▸ INSTRUCTIONS TO FOLLOW:
Restate the full set of records exactly, without adding or dropping a word.

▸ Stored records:
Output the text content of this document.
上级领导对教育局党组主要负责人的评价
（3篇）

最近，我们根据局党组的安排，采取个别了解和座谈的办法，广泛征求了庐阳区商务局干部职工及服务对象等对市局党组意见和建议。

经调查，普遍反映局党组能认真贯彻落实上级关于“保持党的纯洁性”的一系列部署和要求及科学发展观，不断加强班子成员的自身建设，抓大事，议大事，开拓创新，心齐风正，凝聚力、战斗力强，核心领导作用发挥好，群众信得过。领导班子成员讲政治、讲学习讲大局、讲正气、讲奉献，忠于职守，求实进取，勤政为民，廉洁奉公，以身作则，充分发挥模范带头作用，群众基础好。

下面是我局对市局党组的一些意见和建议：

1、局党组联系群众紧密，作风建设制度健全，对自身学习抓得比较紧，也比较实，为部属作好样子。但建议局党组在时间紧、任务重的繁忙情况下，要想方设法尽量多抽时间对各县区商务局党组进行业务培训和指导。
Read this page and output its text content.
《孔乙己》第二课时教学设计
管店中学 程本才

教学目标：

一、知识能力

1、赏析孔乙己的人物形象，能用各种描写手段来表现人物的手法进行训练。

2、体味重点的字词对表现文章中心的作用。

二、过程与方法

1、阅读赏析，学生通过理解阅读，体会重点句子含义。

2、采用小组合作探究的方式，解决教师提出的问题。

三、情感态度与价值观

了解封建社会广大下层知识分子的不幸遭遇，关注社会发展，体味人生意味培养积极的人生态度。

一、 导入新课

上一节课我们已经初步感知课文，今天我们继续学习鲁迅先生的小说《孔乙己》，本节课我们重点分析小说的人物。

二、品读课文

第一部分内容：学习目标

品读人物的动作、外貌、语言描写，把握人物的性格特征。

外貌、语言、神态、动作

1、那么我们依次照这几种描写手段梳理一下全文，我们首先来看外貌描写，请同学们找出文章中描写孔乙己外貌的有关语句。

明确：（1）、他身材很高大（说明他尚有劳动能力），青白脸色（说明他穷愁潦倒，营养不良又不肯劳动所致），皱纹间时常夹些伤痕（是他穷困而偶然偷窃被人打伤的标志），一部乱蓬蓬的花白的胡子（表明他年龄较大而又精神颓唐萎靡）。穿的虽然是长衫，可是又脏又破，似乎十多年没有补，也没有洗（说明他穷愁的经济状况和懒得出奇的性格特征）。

▸ WRITTEN SOLUTION:
Output the text content of this document.
上级领导对教育局党组主要负责人的评价
（3篇）

最近，我们根据局党组的安排，采取个别了解和座谈的办法，广泛征求了庐阳区商务局干部职工及服务对象等对市局党组意见和建议。

经调查，普遍反映局党组能认真贯彻落实上级关于“保持党的纯洁性”的一系列部署和要求及科学发展观，不断加强班子成员的自身建设，抓大事，议大事，开拓创新，心齐风正，凝聚力、战斗力强，核心领导作用发挥好，群众信得过。领导班子成员讲政治、讲学习讲大局、讲正气、讲奉献，忠于职守，求实进取，勤政为民，廉洁奉公，以身作则，充分发挥模范带头作用，群众基础好。

下面是我局对市局党组的一些意见和建议：

1、局党组联系群众紧密，作风建设制度健全，对自身学习抓得比较紧，也比较实，为部属作好样子。但建议局党组在时间紧、任务重的繁忙情况下，要想方设法尽量多抽时间对各县区商务局党组进行业务培训和指导。
Read this page and output its text content.
《孔乙己》第二课时教学设计
管店中学 程本才

教学目标：

一、知识能力

1、赏析孔乙己的人物形象，能用各种描写手段来表现人物的手法进行训练。

2、体味重点的字词对表现文章中心的作用。

二、过程与方法

1、阅读赏析，学生通过理解阅读，体会重点句子含义。

2、采用小组合作探究的方式，解决教师提出的问题。

三、情感态度与价值观

了解封建社会广大下层知识分子的不幸遭遇，关注社会发展，体味人生意味培养积极的人生态度。

一、 导入新课

上一节课我们已经初步感知课文，今天我们继续学习鲁迅先生的小说《孔乙己》，本节课我们重点分析小说的人物。

二、品读课文

第一部分内容：学习目标

品读人物的动作、外貌、语言描写，把握人物的性格特征。

外貌、语言、神态、动作

1、那么我们依次照这几种描写手段梳理一下全文，我们首先来看外貌描写，请同学们找出文章中描写孔乙己外貌的有关语句。

明确：（1）、他身材很高大（说明他尚有劳动能力），青白脸色（说明他穷愁潦倒，营养不良又不肯劳动所致），皱纹间时常夹些伤痕（是他穷困而偶然偷窃被人打伤的标志），一部乱蓬蓬的花白的胡子（表明他年龄较大而又精神颓唐萎靡）。穿的虽然是长衫，可是又脏又破，似乎十多年没有补，也没有洗（说明他穷愁的经济状况和懒得出奇的性格特征）。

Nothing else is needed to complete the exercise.